* start TASK MATERIAL *
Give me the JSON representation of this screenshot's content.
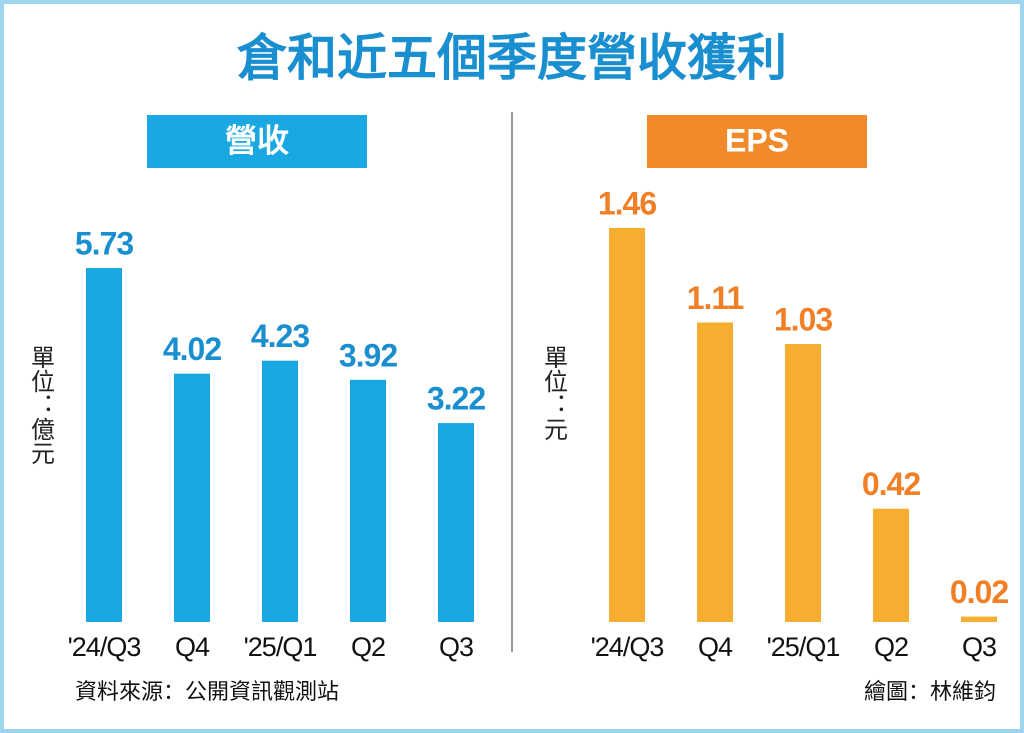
{
  "title": "倉和近五個季度營收獲利",
  "source": "資料來源：公開資訊觀測站",
  "credit": "繪圖：林維鈞",
  "chart_data": [
    {
      "type": "bar",
      "title": "營收",
      "unit": "單位：億元",
      "categories": [
        "'24/Q3",
        "Q4",
        "'25/Q1",
        "Q2",
        "Q3"
      ],
      "values": [
        5.73,
        4.02,
        4.23,
        3.92,
        3.22
      ],
      "color": "#1aa8e2",
      "label_color": "#1a8fd0"
    },
    {
      "type": "bar",
      "title": "EPS",
      "unit": "單位：元",
      "categories": [
        "'24/Q3",
        "Q4",
        "'25/Q1",
        "Q2",
        "Q3"
      ],
      "values": [
        1.46,
        1.11,
        1.03,
        0.42,
        0.02
      ],
      "color": "#f5ae2f",
      "label_color": "#f07f25",
      "header_color": "#f08a2a"
    }
  ]
}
* end TASK MATERIAL *
## YOUR OBJECTIVE
The listing above must be printed again exactly, minus its pictures.

## WRITTEN SOLUTION
Give me the JSON representation of this screenshot's content.
{
  "title": "倉和近五個季度營收獲利",
  "source": "資料來源：公開資訊觀測站",
  "credit": "繪圖：林維鈞",
  "chart_data": [
    {
      "type": "bar",
      "title": "營收",
      "unit": "單位：億元",
      "categories": [
        "'24/Q3",
        "Q4",
        "'25/Q1",
        "Q2",
        "Q3"
      ],
      "values": [
        5.73,
        4.02,
        4.23,
        3.92,
        3.22
      ],
      "color": "#1aa8e2",
      "label_color": "#1a8fd0"
    },
    {
      "type": "bar",
      "title": "EPS",
      "unit": "單位：元",
      "categories": [
        "'24/Q3",
        "Q4",
        "'25/Q1",
        "Q2",
        "Q3"
      ],
      "values": [
        1.46,
        1.11,
        1.03,
        0.42,
        0.02
      ],
      "color": "#f5ae2f",
      "label_color": "#f07f25",
      "header_color": "#f08a2a"
    }
  ]
}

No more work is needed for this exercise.